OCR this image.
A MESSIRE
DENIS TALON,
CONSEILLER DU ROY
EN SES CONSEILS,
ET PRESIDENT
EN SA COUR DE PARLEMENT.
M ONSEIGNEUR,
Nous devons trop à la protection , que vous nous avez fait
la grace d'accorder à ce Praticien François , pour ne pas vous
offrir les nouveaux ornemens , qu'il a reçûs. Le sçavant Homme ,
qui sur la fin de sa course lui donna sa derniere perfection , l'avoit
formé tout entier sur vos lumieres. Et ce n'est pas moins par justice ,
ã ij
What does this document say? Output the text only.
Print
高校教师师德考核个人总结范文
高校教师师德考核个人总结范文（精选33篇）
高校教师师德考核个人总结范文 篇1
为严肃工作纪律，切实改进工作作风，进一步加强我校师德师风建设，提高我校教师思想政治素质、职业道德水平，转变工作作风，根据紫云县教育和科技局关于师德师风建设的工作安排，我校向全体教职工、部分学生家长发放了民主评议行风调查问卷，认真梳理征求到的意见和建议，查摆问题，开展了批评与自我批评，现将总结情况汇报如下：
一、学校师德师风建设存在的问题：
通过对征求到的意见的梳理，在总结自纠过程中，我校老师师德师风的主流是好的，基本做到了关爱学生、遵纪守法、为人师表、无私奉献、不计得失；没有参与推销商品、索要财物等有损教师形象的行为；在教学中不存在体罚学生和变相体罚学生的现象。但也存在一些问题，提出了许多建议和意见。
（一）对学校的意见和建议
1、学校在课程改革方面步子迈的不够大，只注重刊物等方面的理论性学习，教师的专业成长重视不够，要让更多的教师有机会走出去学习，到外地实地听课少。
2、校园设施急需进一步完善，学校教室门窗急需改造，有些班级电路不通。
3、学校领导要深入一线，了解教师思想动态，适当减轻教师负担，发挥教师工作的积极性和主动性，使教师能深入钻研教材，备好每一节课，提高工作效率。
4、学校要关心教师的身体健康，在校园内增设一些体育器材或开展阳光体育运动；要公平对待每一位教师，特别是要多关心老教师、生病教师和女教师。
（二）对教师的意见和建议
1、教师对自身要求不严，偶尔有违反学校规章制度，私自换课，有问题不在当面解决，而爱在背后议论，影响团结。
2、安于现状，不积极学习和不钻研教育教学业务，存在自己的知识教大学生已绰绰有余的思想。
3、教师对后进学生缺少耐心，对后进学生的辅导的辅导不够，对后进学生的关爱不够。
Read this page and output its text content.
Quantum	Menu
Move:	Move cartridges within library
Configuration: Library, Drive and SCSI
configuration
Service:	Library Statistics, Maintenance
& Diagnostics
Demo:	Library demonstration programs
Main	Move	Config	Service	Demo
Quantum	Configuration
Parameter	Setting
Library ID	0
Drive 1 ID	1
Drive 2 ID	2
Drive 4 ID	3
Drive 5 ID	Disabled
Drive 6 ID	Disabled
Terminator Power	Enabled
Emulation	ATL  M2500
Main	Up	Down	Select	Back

-------------------------

TASK: Every record shown above must be echoed exactly.

TASK RESPONSE:
OCR this image.
A MESSIRE
DENIS TALON,
CONSEILLER DU ROY
EN SES CONSEILS,
ET PRESIDENT
EN SA COUR DE PARLEMENT.
M ONSEIGNEUR,
Nous devons trop à la protection , que vous nous avez fait
la grace d'accorder à ce Praticien François , pour ne pas vous
offrir les nouveaux ornemens , qu'il a reçûs. Le sçavant Homme ,
qui sur la fin de sa course lui donna sa derniere perfection , l'avoit
formé tout entier sur vos lumieres. Et ce n'est pas moins par justice ,
ã ij
What does this document say? Output the text only.
Print
高校教师师德考核个人总结范文
高校教师师德考核个人总结范文（精选33篇）
高校教师师德考核个人总结范文 篇1
为严肃工作纪律，切实改进工作作风，进一步加强我校师德师风建设，提高我校教师思想政治素质、职业道德水平，转变工作作风，根据紫云县教育和科技局关于师德师风建设的工作安排，我校向全体教职工、部分学生家长发放了民主评议行风调查问卷，认真梳理征求到的意见和建议，查摆问题，开展了批评与自我批评，现将总结情况汇报如下：
一、学校师德师风建设存在的问题：
通过对征求到的意见的梳理，在总结自纠过程中，我校老师师德师风的主流是好的，基本做到了关爱学生、遵纪守法、为人师表、无私奉献、不计得失；没有参与推销商品、索要财物等有损教师形象的行为；在教学中不存在体罚学生和变相体罚学生的现象。但也存在一些问题，提出了许多建议和意见。
（一）对学校的意见和建议
1、学校在课程改革方面步子迈的不够大，只注重刊物等方面的理论性学习，教师的专业成长重视不够，要让更多的教师有机会走出去学习，到外地实地听课少。
2、校园设施急需进一步完善，学校教室门窗急需改造，有些班级电路不通。
3、学校领导要深入一线，了解教师思想动态，适当减轻教师负担，发挥教师工作的积极性和主动性，使教师能深入钻研教材，备好每一节课，提高工作效率。
4、学校要关心教师的身体健康，在校园内增设一些体育器材或开展阳光体育运动；要公平对待每一位教师，特别是要多关心老教师、生病教师和女教师。
（二）对教师的意见和建议
1、教师对自身要求不严，偶尔有违反学校规章制度，私自换课，有问题不在当面解决，而爱在背后议论，影响团结。
2、安于现状，不积极学习和不钻研教育教学业务，存在自己的知识教大学生已绰绰有余的思想。
3、教师对后进学生缺少耐心，对后进学生的辅导的辅导不够，对后进学生的关爱不够。
Read this page and output its text content.
Quantum	Menu
Move:	Move cartridges within library
Configuration: Library, Drive and SCSI
configuration
Service:	Library Statistics, Maintenance
& Diagnostics
Demo:	Library demonstration programs
Main	Move	Config	Service	Demo
Quantum	Configuration
Parameter	Setting
Library ID	0
Drive 1 ID	1
Drive 2 ID	2
Drive 4 ID	3
Drive 5 ID	Disabled
Drive 6 ID	Disabled
Terminator Power	Enabled
Emulation	ATL  M2500
Main	Up	Down	Select	Back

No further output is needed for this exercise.